▶ _AIM_: Copy every line of the records below word for word, leaving out the pictures.

•••••

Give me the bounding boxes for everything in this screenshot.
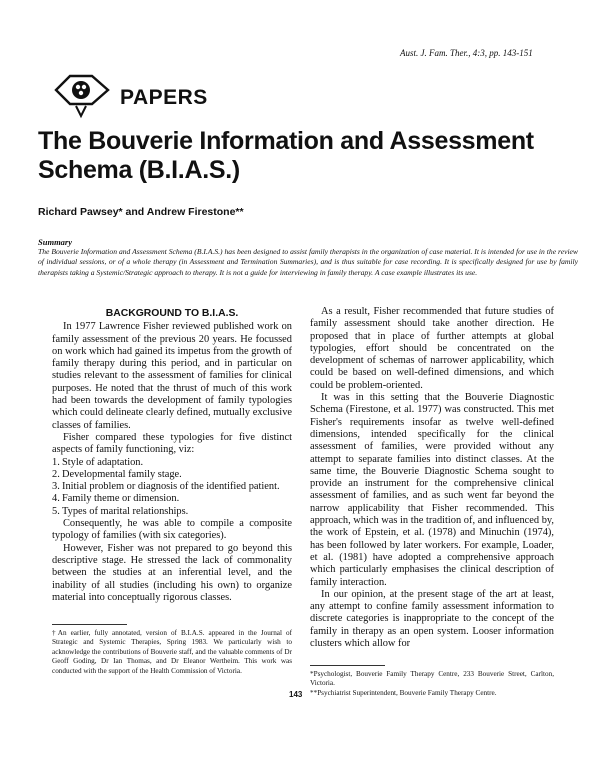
journal-emblem-logo (52, 72, 114, 120)
page-number: 143 (289, 690, 303, 699)
journal-reference: Aust. J. Fam. Ther., 4:3, pp. 143-151 (400, 48, 533, 58)
paragraph: It was in this setting that the Bouverie Diagnostic Schema (Firestone, et al. 1977) was constructed. This met Fisher's requirements insofar as twelve well-defined dimensions, intended specifically for the clinical assessment of families, were provided without any attempt to separate families into distinct classes. At the same time, the Bouverie Diagnostic Schema sought to provide an instrument for the comprehensive clinical assessment of families, and as such went far beyond the narrow applicability that Fisher recommended. This approach, which was in the tradition of, and influenced by, the work of Epstein, et al. (1978) and Minuchin (1974), has been followed by later workers. For example, Loader, et al. (1981) have adopted a comprehensive approach which particularly emphasises the clinical description of family interaction. (310, 392, 555, 588)
footnote-text: †An earlier, fully annotated, version of B.I.A.S. appeared in the Journal of Strategic and Systemic Therapies, Spring 1983. We particularly wish to acknowledge the contributions of Bouverie staff, and the valuable comments of Dr Geoff Goding, Dr Ian Thomas, and Dr Eleanor Wertheim. This work was conducted with the support of the Health Commission of Victoria. (52, 629, 292, 675)
footnote-text: **Psychiatrist Superintendent, Bouverie Family Therapy Centre. (310, 688, 497, 697)
footnote-divider (52, 624, 127, 625)
list-item (52, 457, 292, 469)
footnote-divider (310, 665, 385, 666)
footnote-acknowledgement (52, 629, 292, 676)
paragraph: As a result, Fisher recommended that future studies of family assessment should take another direction. He proposed that in place of further attempts at global typologies, effort should be concentrated on the development of schemas of narrower applicability, which could be based on well-defined dimensions, and which could be problem-oriented. (310, 306, 554, 391)
list-item (52, 469, 292, 481)
list-number: 2. (52, 468, 60, 480)
list-item (52, 506, 292, 518)
section-heading: BACKGROUND TO B.I.A.S. (105, 308, 239, 319)
article-title: The Bouverie Information and Assessment Schema (B.I.A.S.) (38, 127, 534, 184)
footnote-text: *Psychologist, Bouverie Family Therapy Centre, 233 Bouverie Street, Carlton, Victoria. (310, 670, 554, 688)
list-item (52, 481, 292, 493)
paragraph: In our opinion, at the present stage of the art at least, any attempt to confine family assessment information to discrete categories is inappropriate to the concept of the family in therapy as an open system. Looser information clusters which allow for (310, 588, 554, 650)
paragraph: Fisher compared these typologies for five distinct aspects of family functioning, viz: (52, 431, 292, 456)
list-number: 4. (52, 493, 60, 505)
list-item (52, 493, 292, 505)
footnote-affiliations (310, 670, 554, 698)
list-text: Style of adaptation. (62, 456, 144, 468)
paragraph: In 1977 Lawrence Fisher reviewed published work on family assessment of the previous 20 years. He focussed on work which had gained its impetus from the growth of family therapy during this period, and in particular on studies relevant to the assessment of families for clinical purposes. He noted that the thrust of much of this work had been towards the development of family typologies which could delineate clearly defined, mutually exclusive classes of families. (52, 321, 292, 431)
list-number: 1. (52, 456, 60, 468)
right-column (310, 306, 554, 650)
summary-heading: Summary (38, 237, 73, 247)
list-text: Developmental family stage. (62, 468, 182, 480)
list-text: Initial problem or diagnosis of the identified patient. (62, 481, 280, 493)
left-column (52, 308, 292, 604)
section-label: PAPERS (120, 86, 208, 109)
aspects-list (52, 457, 292, 518)
paragraph: However, Fisher was not prepared to go beyond this descriptive stage. He stressed the lack of commonality between the studies at an inferential level, and the inability of all studies (including his own) to organize material into conceptually rigorous classes. (52, 542, 292, 603)
summary-text: The Bouverie Information and Assessment Schema (B.I.A.S.) has been designed to assist family therapists in the organization of case material. It is intended for use in the review of individual sessions, or of a whole therapy (in Assessment and Termination Summaries), and is thus suitable for case recording. It is specifically designed for use by family therapists taking a Systemic/Strategic approach to therapy. It is not a guide for interviewing in family therapy. A case example illustrates its use. (38, 247, 578, 277)
list-number: 5. (52, 505, 60, 517)
authors: Richard Pawsey* and Andrew Firestone** (38, 206, 244, 218)
list-text: Types of marital relationships. (62, 505, 189, 517)
list-number: 3. (52, 481, 60, 493)
paragraph: Consequently, he was able to compile a composite typology of families (with six categories). (52, 518, 292, 542)
list-text: Family theme or dimension. (62, 493, 180, 505)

•••••

▶ _SOLUTION TO THE PROBLEM_:
Give me the bounding boxes for everything in this screenshot.
journal-emblem-logo (52, 72, 114, 120)
page-number: 143 (289, 690, 303, 699)
journal-reference: Aust. J. Fam. Ther., 4:3, pp. 143-151 (400, 48, 533, 58)
paragraph: It was in this setting that the Bouverie Diagnostic Schema (Firestone, et al. 1977) was constructed. This met Fisher's requirements insofar as twelve well-defined dimensions, intended specifically for the clinical assessment of families, were provided without any attempt to separate families into distinct classes. At the same time, the Bouverie Diagnostic Schema sought to provide an instrument for the comprehensive clinical assessment of families, and as such went far beyond the narrow applicability that Fisher recommended. This approach, which was in the tradition of, and influenced by, the work of Epstein, et al. (1978) and Minuchin (1974), has been followed by later workers. For example, Loader, et al. (1981) have adopted a comprehensive approach which particularly emphasises the clinical description of family interaction. (310, 392, 555, 588)
footnote-text: †An earlier, fully annotated, version of B.I.A.S. appeared in the Journal of Strategic and Systemic Therapies, Spring 1983. We particularly wish to acknowledge the contributions of Bouverie staff, and the valuable comments of Dr Geoff Goding, Dr Ian Thomas, and Dr Eleanor Wertheim. This work was conducted with the support of the Health Commission of Victoria. (52, 629, 292, 675)
footnote-text: **Psychiatrist Superintendent, Bouverie Family Therapy Centre. (310, 688, 497, 697)
footnote-divider (52, 624, 127, 625)
list-item (52, 457, 292, 469)
footnote-divider (310, 665, 385, 666)
footnote-acknowledgement (52, 629, 292, 676)
paragraph: As a result, Fisher recommended that future studies of family assessment should take another direction. He proposed that in place of further attempts at global typologies, effort should be concentrated on the development of schemas of narrower applicability, which could be based on well-defined dimensions, and which could be problem-oriented. (310, 306, 554, 391)
list-item (52, 469, 292, 481)
list-number: 2. (52, 468, 60, 480)
list-item (52, 506, 292, 518)
section-heading: BACKGROUND TO B.I.A.S. (105, 308, 239, 319)
article-title: The Bouverie Information and Assessment Schema (B.I.A.S.) (38, 127, 534, 184)
footnote-text: *Psychologist, Bouverie Family Therapy Centre, 233 Bouverie Street, Carlton, Victoria. (310, 670, 554, 688)
list-item (52, 481, 292, 493)
paragraph: In our opinion, at the present stage of the art at least, any attempt to confine family assessment information to discrete categories is inappropriate to the concept of the family in therapy as an open system. Looser information clusters which allow for (310, 588, 554, 650)
paragraph: Fisher compared these typologies for five distinct aspects of family functioning, viz: (52, 431, 292, 456)
list-number: 4. (52, 493, 60, 505)
list-item (52, 493, 292, 505)
footnote-affiliations (310, 670, 554, 698)
list-text: Style of adaptation. (62, 456, 144, 468)
paragraph: In 1977 Lawrence Fisher reviewed published work on family assessment of the previous 20 years. He focussed on work which had gained its impetus from the growth of family therapy during this period, and in particular on studies relevant to the assessment of families for clinical purposes. He noted that the thrust of much of this work had been towards the development of family typologies which could delineate clearly defined, mutually exclusive classes of families. (52, 321, 292, 431)
list-number: 1. (52, 456, 60, 468)
right-column (310, 306, 554, 650)
summary-heading: Summary (38, 237, 73, 247)
list-text: Developmental family stage. (62, 468, 182, 480)
list-text: Initial problem or diagnosis of the identified patient. (62, 481, 280, 493)
left-column (52, 308, 292, 604)
section-label: PAPERS (120, 86, 208, 109)
aspects-list (52, 457, 292, 518)
paragraph: However, Fisher was not prepared to go beyond this descriptive stage. He stressed the lack of commonality between the studies at an inferential level, and the inability of all studies (including his own) to organize material into conceptually rigorous classes. (52, 542, 292, 603)
summary-text: The Bouverie Information and Assessment Schema (B.I.A.S.) has been designed to assist family therapists in the organization of case material. It is intended for use in the review of individual sessions, or of a whole therapy (in Assessment and Termination Summaries), and is thus suitable for case recording. It is specifically designed for use by family therapists taking a Systemic/Strategic approach to therapy. It is not a guide for interviewing in family therapy. A case example illustrates its use. (38, 247, 578, 277)
list-number: 5. (52, 505, 60, 517)
authors: Richard Pawsey* and Andrew Firestone** (38, 206, 244, 218)
list-text: Types of marital relationships. (62, 505, 189, 517)
list-number: 3. (52, 481, 60, 493)
paragraph: Consequently, he was able to compile a composite typology of families (with six categories). (52, 518, 292, 542)
list-text: Family theme or dimension. (62, 493, 180, 505)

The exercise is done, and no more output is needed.